• [Your task]
Reproduce every line in the listing that contains the word "Employment".

• [Material for this task]
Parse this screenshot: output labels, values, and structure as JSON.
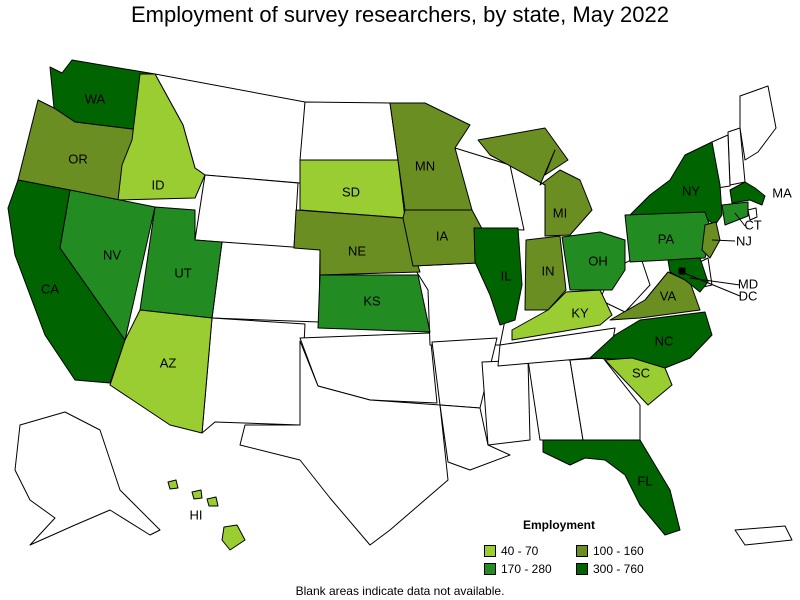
{
  "title": "Employment of survey researchers, by state, May 2022",
  "legend": {
    "title": "Employment",
    "items": [
      {
        "label": "40 - 70",
        "color": "#9acd32"
      },
      {
        "label": "100 - 160",
        "color": "#6b8e23"
      },
      {
        "label": "170 - 280",
        "color": "#228b22"
      },
      {
        "label": "300 - 760",
        "color": "#006400"
      }
    ]
  },
  "footnote": "Blank areas indicate data not available.",
  "states": [
    {
      "abbr": "WA",
      "bin": "300 - 760"
    },
    {
      "abbr": "OR",
      "bin": "100 - 160"
    },
    {
      "abbr": "CA",
      "bin": "300 - 760"
    },
    {
      "abbr": "ID",
      "bin": "40 - 70"
    },
    {
      "abbr": "NV",
      "bin": "170 - 280"
    },
    {
      "abbr": "UT",
      "bin": "170 - 280"
    },
    {
      "abbr": "AZ",
      "bin": "40 - 70"
    },
    {
      "abbr": "SD",
      "bin": "40 - 70"
    },
    {
      "abbr": "NE",
      "bin": "100 - 160"
    },
    {
      "abbr": "KS",
      "bin": "170 - 280"
    },
    {
      "abbr": "MN",
      "bin": "100 - 160"
    },
    {
      "abbr": "IA",
      "bin": "100 - 160"
    },
    {
      "abbr": "IL",
      "bin": "300 - 760"
    },
    {
      "abbr": "MI",
      "bin": "100 - 160"
    },
    {
      "abbr": "IN",
      "bin": "100 - 160"
    },
    {
      "abbr": "OH",
      "bin": "170 - 280"
    },
    {
      "abbr": "KY",
      "bin": "40 - 70"
    },
    {
      "abbr": "NY",
      "bin": "300 - 760"
    },
    {
      "abbr": "PA",
      "bin": "170 - 280"
    },
    {
      "abbr": "VA",
      "bin": "100 - 160"
    },
    {
      "abbr": "NC",
      "bin": "300 - 760"
    },
    {
      "abbr": "SC",
      "bin": "40 - 70"
    },
    {
      "abbr": "FL",
      "bin": "300 - 760"
    },
    {
      "abbr": "HI",
      "bin": "40 - 70"
    },
    {
      "abbr": "MA",
      "bin": "300 - 760"
    },
    {
      "abbr": "CT",
      "bin": "170 - 280"
    },
    {
      "abbr": "NJ",
      "bin": "100 - 160"
    },
    {
      "abbr": "MD",
      "bin": "300 - 760"
    },
    {
      "abbr": "DC",
      "bin": "300 - 760"
    }
  ]
}
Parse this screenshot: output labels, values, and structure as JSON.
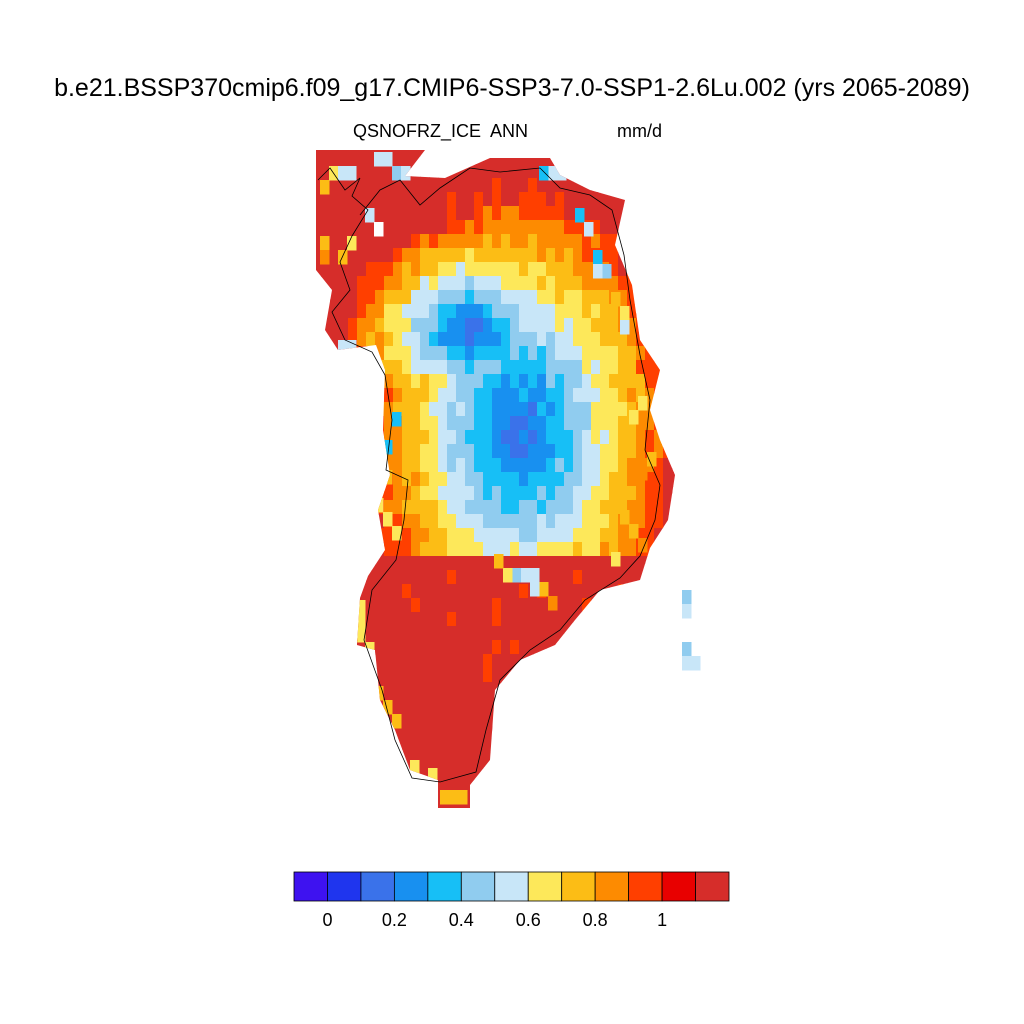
{
  "title": "b.e21.BSSP370cmip6.f09_g17.CMIP6-SSP3-7.0-SSP1-2.6Lu.002 (yrs 2065-2089)",
  "variable": "QSNOFRZ_ICE",
  "season": "ANN",
  "units": "mm/d",
  "map": {
    "region": "Greenland",
    "field_description": "annual mean of the variable over the ice sheet; interior below 0.4, margins above 1",
    "range_min": 0.1,
    "range_max": 1.1
  },
  "colorbar": {
    "colors": [
      "#3e12f0",
      "#1f35ee",
      "#3a72ea",
      "#1890f0",
      "#17bff6",
      "#90ccef",
      "#c8e6f8",
      "#fde85a",
      "#fcbd15",
      "#fd8b01",
      "#ff3f00",
      "#e80000",
      "#d62d2a"
    ],
    "tick_labels": [
      "0",
      "0.2",
      "0.4",
      "0.6",
      "0.8",
      "1"
    ],
    "tick_values": [
      0,
      0.2,
      0.4,
      0.6,
      0.8,
      1.0
    ]
  }
}
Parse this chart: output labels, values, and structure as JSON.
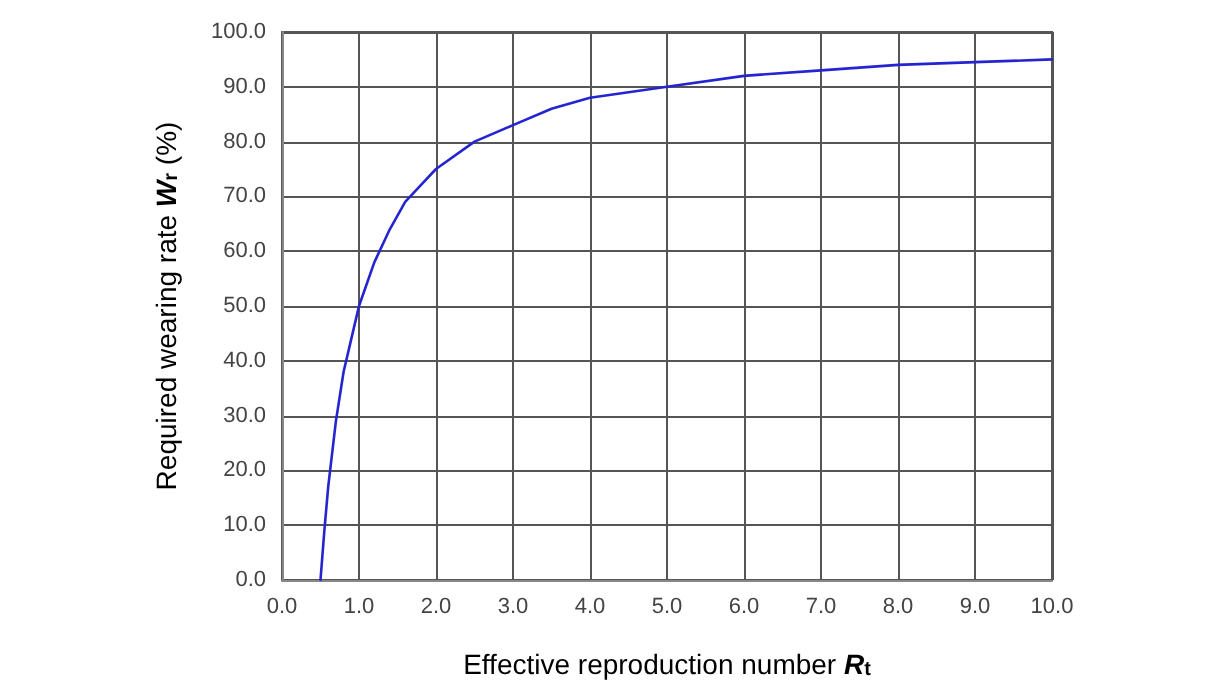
{
  "chart_data": {
    "type": "line",
    "xlabel": "Effective reproduction number R$_{t}$",
    "ylabel": "Required wearing rate W$_{r}$ (%)",
    "series": [
      {
        "color": "#2424d0",
        "x": [
          0.5,
          0.55,
          0.6,
          0.7,
          0.8,
          0.9,
          1.0,
          1.2,
          1.4,
          1.6,
          1.8,
          2.0,
          2.5,
          3.0,
          3.5,
          4.0,
          5.0,
          6.0,
          7.0,
          8.0,
          9.0,
          10.0
        ],
        "values": [
          0,
          9,
          17,
          29,
          38,
          44,
          50,
          58,
          64,
          69,
          72,
          75,
          80,
          83,
          86,
          88,
          90,
          92,
          93,
          94,
          94.5,
          95
        ]
      }
    ],
    "xlim": [
      0,
      10
    ],
    "ylim": [
      0,
      100
    ],
    "xticks": [
      {
        "value": 0,
        "label": "0.0"
      },
      {
        "value": 1,
        "label": "1.0"
      },
      {
        "value": 2,
        "label": "2.0"
      },
      {
        "value": 3,
        "label": "3.0"
      },
      {
        "value": 4,
        "label": "4.0"
      },
      {
        "value": 5,
        "label": "5.0"
      },
      {
        "value": 6,
        "label": "6.0"
      },
      {
        "value": 7,
        "label": "7.0"
      },
      {
        "value": 8,
        "label": "8.0"
      },
      {
        "value": 9,
        "label": "9.0"
      },
      {
        "value": 10,
        "label": "10.0"
      }
    ],
    "yticks": [
      {
        "value": 0,
        "label": "0.0"
      },
      {
        "value": 10,
        "label": "10.0"
      },
      {
        "value": 20,
        "label": "20.0"
      },
      {
        "value": 30,
        "label": "30.0"
      },
      {
        "value": 40,
        "label": "40.0"
      },
      {
        "value": 50,
        "label": "50.0"
      },
      {
        "value": 60,
        "label": "60.0"
      },
      {
        "value": 70,
        "label": "70.0"
      },
      {
        "value": 80,
        "label": "80.0"
      },
      {
        "value": 90,
        "label": "90.0"
      },
      {
        "value": 100,
        "label": "100.0"
      }
    ],
    "grid": true,
    "marker": "none",
    "line_style": "solid"
  }
}
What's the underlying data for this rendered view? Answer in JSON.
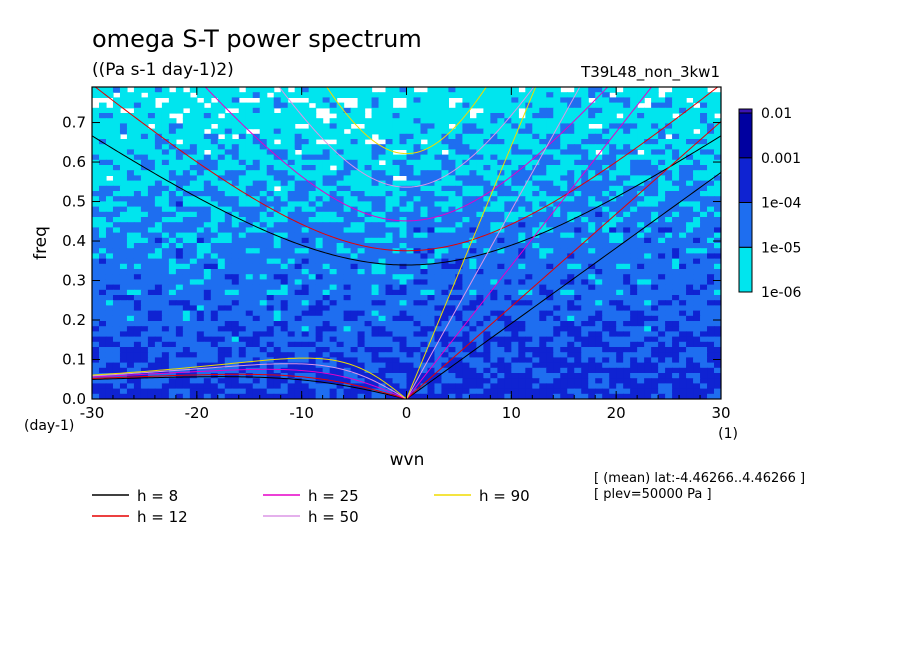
{
  "chart_data": {
    "type": "heatmap",
    "title": "omega S-T power spectrum",
    "units": "((Pa s-1 day-1)2)",
    "experiment": "T39L48_non_3kw1",
    "xlabel": "wvn",
    "ylabel": "freq",
    "x_unit_label": "(1)",
    "y_unit_label": "(day-1)",
    "xlim": [
      -30,
      30
    ],
    "ylim": [
      0,
      0.79
    ],
    "x_ticks": [
      -30,
      -20,
      -10,
      0,
      10,
      20,
      30
    ],
    "x_tick_labels": [
      "-30",
      "-20",
      "-10",
      "0",
      "10",
      "20",
      "30"
    ],
    "y_ticks": [
      0.0,
      0.1,
      0.2,
      0.3,
      0.4,
      0.5,
      0.6,
      0.7
    ],
    "y_tick_labels": [
      "0.0",
      "0.1",
      "0.2",
      "0.3",
      "0.4",
      "0.5",
      "0.6",
      "0.7"
    ],
    "colorbar": {
      "levels": [
        "1e-06",
        "1e-05",
        "1e-04",
        "0.001",
        "0.01"
      ],
      "colors": [
        "#00e5ee",
        "#1e6ef0",
        "#0f23d2",
        "#0000a0",
        "#3c14b4"
      ]
    },
    "dispersion_curves": [
      {
        "name": "h =  8",
        "h": 8,
        "color": "#000000"
      },
      {
        "name": "h = 12",
        "h": 12,
        "color": "#e60000"
      },
      {
        "name": "h = 25",
        "h": 25,
        "color": "#e600c8"
      },
      {
        "name": "h = 50",
        "h": 50,
        "color": "#dc96e6"
      },
      {
        "name": "h = 90",
        "h": 90,
        "color": "#f0dc00"
      }
    ],
    "annotation": {
      "line1": "[ (mean) lat:-4.46266..4.46266 ]",
      "line2": "[ plev=50000 Pa ]"
    }
  }
}
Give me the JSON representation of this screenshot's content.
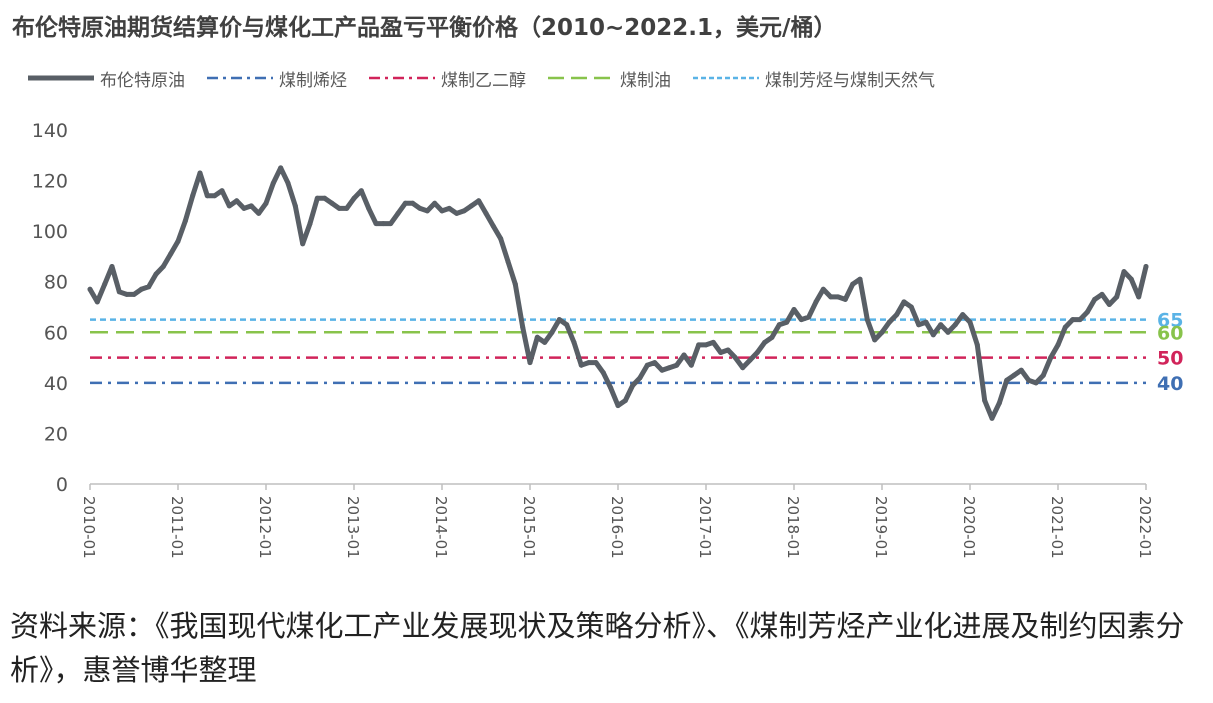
{
  "chart_data": {
    "type": "line",
    "title": "布伦特原油期货结算价与煤化工产品盈亏平衡价格（2010~2022.1，美元/桶）",
    "xlabel": "",
    "ylabel": "",
    "x_ticks": [
      "2010-01",
      "2011-01",
      "2012-01",
      "2013-01",
      "2014-01",
      "2015-01",
      "2016-01",
      "2017-01",
      "2018-01",
      "2019-01",
      "2020-01",
      "2021-01",
      "2022-01"
    ],
    "y_ticks": [
      0,
      20,
      40,
      60,
      80,
      100,
      120,
      140
    ],
    "ylim": [
      0,
      140
    ],
    "xlim": [
      "2010-01",
      "2022-01"
    ],
    "grid": false,
    "legend_position": "top",
    "series": [
      {
        "name": "布伦特原油",
        "style": "solid-thick",
        "color": "#595f66",
        "points": [
          [
            "2010-01",
            77
          ],
          [
            "2010-02",
            72
          ],
          [
            "2010-03",
            79
          ],
          [
            "2010-04",
            86
          ],
          [
            "2010-05",
            76
          ],
          [
            "2010-06",
            75
          ],
          [
            "2010-07",
            75
          ],
          [
            "2010-08",
            77
          ],
          [
            "2010-09",
            78
          ],
          [
            "2010-10",
            83
          ],
          [
            "2010-11",
            86
          ],
          [
            "2010-12",
            91
          ],
          [
            "2011-01",
            96
          ],
          [
            "2011-02",
            104
          ],
          [
            "2011-03",
            114
          ],
          [
            "2011-04",
            123
          ],
          [
            "2011-05",
            114
          ],
          [
            "2011-06",
            114
          ],
          [
            "2011-07",
            116
          ],
          [
            "2011-08",
            110
          ],
          [
            "2011-09",
            112
          ],
          [
            "2011-10",
            109
          ],
          [
            "2011-11",
            110
          ],
          [
            "2011-12",
            107
          ],
          [
            "2012-01",
            111
          ],
          [
            "2012-02",
            119
          ],
          [
            "2012-03",
            125
          ],
          [
            "2012-04",
            119
          ],
          [
            "2012-05",
            110
          ],
          [
            "2012-06",
            95
          ],
          [
            "2012-07",
            103
          ],
          [
            "2012-08",
            113
          ],
          [
            "2012-09",
            113
          ],
          [
            "2012-10",
            111
          ],
          [
            "2012-11",
            109
          ],
          [
            "2012-12",
            109
          ],
          [
            "2013-01",
            113
          ],
          [
            "2013-02",
            116
          ],
          [
            "2013-03",
            109
          ],
          [
            "2013-04",
            103
          ],
          [
            "2013-05",
            103
          ],
          [
            "2013-06",
            103
          ],
          [
            "2013-07",
            107
          ],
          [
            "2013-08",
            111
          ],
          [
            "2013-09",
            111
          ],
          [
            "2013-10",
            109
          ],
          [
            "2013-11",
            108
          ],
          [
            "2013-12",
            111
          ],
          [
            "2014-01",
            108
          ],
          [
            "2014-02",
            109
          ],
          [
            "2014-03",
            107
          ],
          [
            "2014-04",
            108
          ],
          [
            "2014-05",
            110
          ],
          [
            "2014-06",
            112
          ],
          [
            "2014-07",
            107
          ],
          [
            "2014-08",
            102
          ],
          [
            "2014-09",
            97
          ],
          [
            "2014-10",
            88
          ],
          [
            "2014-11",
            79
          ],
          [
            "2014-12",
            62
          ],
          [
            "2015-01",
            48
          ],
          [
            "2015-02",
            58
          ],
          [
            "2015-03",
            56
          ],
          [
            "2015-04",
            60
          ],
          [
            "2015-05",
            65
          ],
          [
            "2015-06",
            63
          ],
          [
            "2015-07",
            56
          ],
          [
            "2015-08",
            47
          ],
          [
            "2015-09",
            48
          ],
          [
            "2015-10",
            48
          ],
          [
            "2015-11",
            44
          ],
          [
            "2015-12",
            38
          ],
          [
            "2016-01",
            31
          ],
          [
            "2016-02",
            33
          ],
          [
            "2016-03",
            39
          ],
          [
            "2016-04",
            42
          ],
          [
            "2016-05",
            47
          ],
          [
            "2016-06",
            48
          ],
          [
            "2016-07",
            45
          ],
          [
            "2016-08",
            46
          ],
          [
            "2016-09",
            47
          ],
          [
            "2016-10",
            51
          ],
          [
            "2016-11",
            47
          ],
          [
            "2016-12",
            55
          ],
          [
            "2017-01",
            55
          ],
          [
            "2017-02",
            56
          ],
          [
            "2017-03",
            52
          ],
          [
            "2017-04",
            53
          ],
          [
            "2017-05",
            50
          ],
          [
            "2017-06",
            46
          ],
          [
            "2017-07",
            49
          ],
          [
            "2017-08",
            52
          ],
          [
            "2017-09",
            56
          ],
          [
            "2017-10",
            58
          ],
          [
            "2017-11",
            63
          ],
          [
            "2017-12",
            64
          ],
          [
            "2018-01",
            69
          ],
          [
            "2018-02",
            65
          ],
          [
            "2018-03",
            66
          ],
          [
            "2018-04",
            72
          ],
          [
            "2018-05",
            77
          ],
          [
            "2018-06",
            74
          ],
          [
            "2018-07",
            74
          ],
          [
            "2018-08",
            73
          ],
          [
            "2018-09",
            79
          ],
          [
            "2018-10",
            81
          ],
          [
            "2018-11",
            65
          ],
          [
            "2018-12",
            57
          ],
          [
            "2019-01",
            60
          ],
          [
            "2019-02",
            64
          ],
          [
            "2019-03",
            67
          ],
          [
            "2019-04",
            72
          ],
          [
            "2019-05",
            70
          ],
          [
            "2019-06",
            63
          ],
          [
            "2019-07",
            64
          ],
          [
            "2019-08",
            59
          ],
          [
            "2019-09",
            63
          ],
          [
            "2019-10",
            60
          ],
          [
            "2019-11",
            63
          ],
          [
            "2019-12",
            67
          ],
          [
            "2020-01",
            64
          ],
          [
            "2020-02",
            55
          ],
          [
            "2020-03",
            33
          ],
          [
            "2020-04",
            26
          ],
          [
            "2020-05",
            32
          ],
          [
            "2020-06",
            41
          ],
          [
            "2020-07",
            43
          ],
          [
            "2020-08",
            45
          ],
          [
            "2020-09",
            41
          ],
          [
            "2020-10",
            40
          ],
          [
            "2020-11",
            43
          ],
          [
            "2020-12",
            50
          ],
          [
            "2021-01",
            55
          ],
          [
            "2021-02",
            62
          ],
          [
            "2021-03",
            65
          ],
          [
            "2021-04",
            65
          ],
          [
            "2021-05",
            68
          ],
          [
            "2021-06",
            73
          ],
          [
            "2021-07",
            75
          ],
          [
            "2021-08",
            71
          ],
          [
            "2021-09",
            74
          ],
          [
            "2021-10",
            84
          ],
          [
            "2021-11",
            81
          ],
          [
            "2021-12",
            74
          ],
          [
            "2022-01",
            86
          ]
        ]
      },
      {
        "name": "煤制烯烃",
        "style": "dash-dot",
        "color": "#3f6fb3",
        "value": 40
      },
      {
        "name": "煤制乙二醇",
        "style": "dash-dot",
        "color": "#d1245a",
        "value": 50
      },
      {
        "name": "煤制油",
        "style": "dashed",
        "color": "#88c34b",
        "value": 60
      },
      {
        "name": "煤制芳烃与煤制天然气",
        "style": "dotted",
        "color": "#5ab3e6",
        "value": 65
      }
    ],
    "reference_labels": [
      {
        "text": "65",
        "value": 65,
        "color": "#5ab3e6"
      },
      {
        "text": "60",
        "value": 60,
        "color": "#88c34b"
      },
      {
        "text": "50",
        "value": 50,
        "color": "#d1245a"
      },
      {
        "text": "40",
        "value": 40,
        "color": "#3f6fb3"
      }
    ]
  },
  "source_note": "资料来源：《我国现代煤化工产业发展现状及策略分析》、《煤制芳烃产业化进展及制约因素分析》，惠誉博华整理"
}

• [Correct response]
  "title": "Employment of survey researchers, by state, May 2022",
    "title": "Employment",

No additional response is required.